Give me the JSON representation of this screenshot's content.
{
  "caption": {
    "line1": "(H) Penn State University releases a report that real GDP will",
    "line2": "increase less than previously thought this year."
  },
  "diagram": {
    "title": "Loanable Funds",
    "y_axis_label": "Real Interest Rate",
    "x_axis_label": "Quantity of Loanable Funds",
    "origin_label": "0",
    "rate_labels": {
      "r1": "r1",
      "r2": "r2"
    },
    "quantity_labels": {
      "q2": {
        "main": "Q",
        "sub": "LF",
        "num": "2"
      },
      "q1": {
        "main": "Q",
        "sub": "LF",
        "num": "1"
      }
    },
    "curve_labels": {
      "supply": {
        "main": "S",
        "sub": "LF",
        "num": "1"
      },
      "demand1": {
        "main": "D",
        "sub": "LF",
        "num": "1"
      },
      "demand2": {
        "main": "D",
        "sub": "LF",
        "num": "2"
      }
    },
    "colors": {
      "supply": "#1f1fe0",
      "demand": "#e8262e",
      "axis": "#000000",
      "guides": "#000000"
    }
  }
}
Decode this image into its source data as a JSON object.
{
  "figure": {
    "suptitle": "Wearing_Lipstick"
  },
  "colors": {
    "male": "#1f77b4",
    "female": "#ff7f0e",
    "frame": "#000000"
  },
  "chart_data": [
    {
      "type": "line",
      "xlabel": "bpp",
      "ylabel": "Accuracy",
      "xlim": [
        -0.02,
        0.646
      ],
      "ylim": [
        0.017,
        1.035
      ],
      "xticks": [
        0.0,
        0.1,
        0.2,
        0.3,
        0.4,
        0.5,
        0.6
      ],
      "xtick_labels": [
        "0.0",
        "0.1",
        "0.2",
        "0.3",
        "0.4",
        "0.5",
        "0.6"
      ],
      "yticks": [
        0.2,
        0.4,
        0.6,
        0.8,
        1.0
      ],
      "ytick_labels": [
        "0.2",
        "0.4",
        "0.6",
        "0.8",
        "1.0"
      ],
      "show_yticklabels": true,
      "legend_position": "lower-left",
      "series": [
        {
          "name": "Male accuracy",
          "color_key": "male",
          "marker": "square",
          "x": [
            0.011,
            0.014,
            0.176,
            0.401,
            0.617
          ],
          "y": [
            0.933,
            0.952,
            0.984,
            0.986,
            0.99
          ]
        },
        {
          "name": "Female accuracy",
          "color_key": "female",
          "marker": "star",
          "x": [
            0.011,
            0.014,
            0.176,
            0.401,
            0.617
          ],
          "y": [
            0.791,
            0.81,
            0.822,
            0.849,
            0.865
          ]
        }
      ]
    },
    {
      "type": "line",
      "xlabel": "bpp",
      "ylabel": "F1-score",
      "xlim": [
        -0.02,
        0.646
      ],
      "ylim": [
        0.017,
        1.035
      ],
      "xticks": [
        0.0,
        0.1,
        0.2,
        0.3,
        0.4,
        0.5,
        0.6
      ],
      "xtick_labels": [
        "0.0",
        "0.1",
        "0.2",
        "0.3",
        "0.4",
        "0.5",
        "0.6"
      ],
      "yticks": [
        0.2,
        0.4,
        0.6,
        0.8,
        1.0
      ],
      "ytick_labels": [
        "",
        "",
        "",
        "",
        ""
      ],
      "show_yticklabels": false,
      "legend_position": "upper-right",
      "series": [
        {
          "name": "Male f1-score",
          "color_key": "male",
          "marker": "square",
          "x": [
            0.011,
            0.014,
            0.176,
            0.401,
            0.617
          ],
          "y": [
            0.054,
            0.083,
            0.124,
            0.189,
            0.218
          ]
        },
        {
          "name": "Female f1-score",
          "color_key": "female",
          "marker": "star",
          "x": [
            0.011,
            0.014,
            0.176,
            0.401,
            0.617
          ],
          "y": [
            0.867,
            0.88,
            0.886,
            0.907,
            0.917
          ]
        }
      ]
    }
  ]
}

# Goal
Retype the whole listing above exactly.

# Response to this exercise
Give me the JSON representation of this screenshot's content.
{
  "caption": {
    "line1": "(H) Penn State University releases a report that real GDP will",
    "line2": "increase less than previously thought this year."
  },
  "diagram": {
    "title": "Loanable Funds",
    "y_axis_label": "Real Interest Rate",
    "x_axis_label": "Quantity of Loanable Funds",
    "origin_label": "0",
    "rate_labels": {
      "r1": "r1",
      "r2": "r2"
    },
    "quantity_labels": {
      "q2": {
        "main": "Q",
        "sub": "LF",
        "num": "2"
      },
      "q1": {
        "main": "Q",
        "sub": "LF",
        "num": "1"
      }
    },
    "curve_labels": {
      "supply": {
        "main": "S",
        "sub": "LF",
        "num": "1"
      },
      "demand1": {
        "main": "D",
        "sub": "LF",
        "num": "1"
      },
      "demand2": {
        "main": "D",
        "sub": "LF",
        "num": "2"
      }
    },
    "colors": {
      "supply": "#1f1fe0",
      "demand": "#e8262e",
      "axis": "#000000",
      "guides": "#000000"
    }
  }
}
Decode this image into its source data as a JSON object.
{
  "figure": {
    "suptitle": "Wearing_Lipstick"
  },
  "colors": {
    "male": "#1f77b4",
    "female": "#ff7f0e",
    "frame": "#000000"
  },
  "chart_data": [
    {
      "type": "line",
      "xlabel": "bpp",
      "ylabel": "Accuracy",
      "xlim": [
        -0.02,
        0.646
      ],
      "ylim": [
        0.017,
        1.035
      ],
      "xticks": [
        0.0,
        0.1,
        0.2,
        0.3,
        0.4,
        0.5,
        0.6
      ],
      "xtick_labels": [
        "0.0",
        "0.1",
        "0.2",
        "0.3",
        "0.4",
        "0.5",
        "0.6"
      ],
      "yticks": [
        0.2,
        0.4,
        0.6,
        0.8,
        1.0
      ],
      "ytick_labels": [
        "0.2",
        "0.4",
        "0.6",
        "0.8",
        "1.0"
      ],
      "show_yticklabels": true,
      "legend_position": "lower-left",
      "series": [
        {
          "name": "Male accuracy",
          "color_key": "male",
          "marker": "square",
          "x": [
            0.011,
            0.014,
            0.176,
            0.401,
            0.617
          ],
          "y": [
            0.933,
            0.952,
            0.984,
            0.986,
            0.99
          ]
        },
        {
          "name": "Female accuracy",
          "color_key": "female",
          "marker": "star",
          "x": [
            0.011,
            0.014,
            0.176,
            0.401,
            0.617
          ],
          "y": [
            0.791,
            0.81,
            0.822,
            0.849,
            0.865
          ]
        }
      ]
    },
    {
      "type": "line",
      "xlabel": "bpp",
      "ylabel": "F1-score",
      "xlim": [
        -0.02,
        0.646
      ],
      "ylim": [
        0.017,
        1.035
      ],
      "xticks": [
        0.0,
        0.1,
        0.2,
        0.3,
        0.4,
        0.5,
        0.6
      ],
      "xtick_labels": [
        "0.0",
        "0.1",
        "0.2",
        "0.3",
        "0.4",
        "0.5",
        "0.6"
      ],
      "yticks": [
        0.2,
        0.4,
        0.6,
        0.8,
        1.0
      ],
      "ytick_labels": [
        "",
        "",
        "",
        "",
        ""
      ],
      "show_yticklabels": false,
      "legend_position": "upper-right",
      "series": [
        {
          "name": "Male f1-score",
          "color_key": "male",
          "marker": "square",
          "x": [
            0.011,
            0.014,
            0.176,
            0.401,
            0.617
          ],
          "y": [
            0.054,
            0.083,
            0.124,
            0.189,
            0.218
          ]
        },
        {
          "name": "Female f1-score",
          "color_key": "female",
          "marker": "star",
          "x": [
            0.011,
            0.014,
            0.176,
            0.401,
            0.617
          ],
          "y": [
            0.867,
            0.88,
            0.886,
            0.907,
            0.917
          ]
        }
      ]
    }
  ]
}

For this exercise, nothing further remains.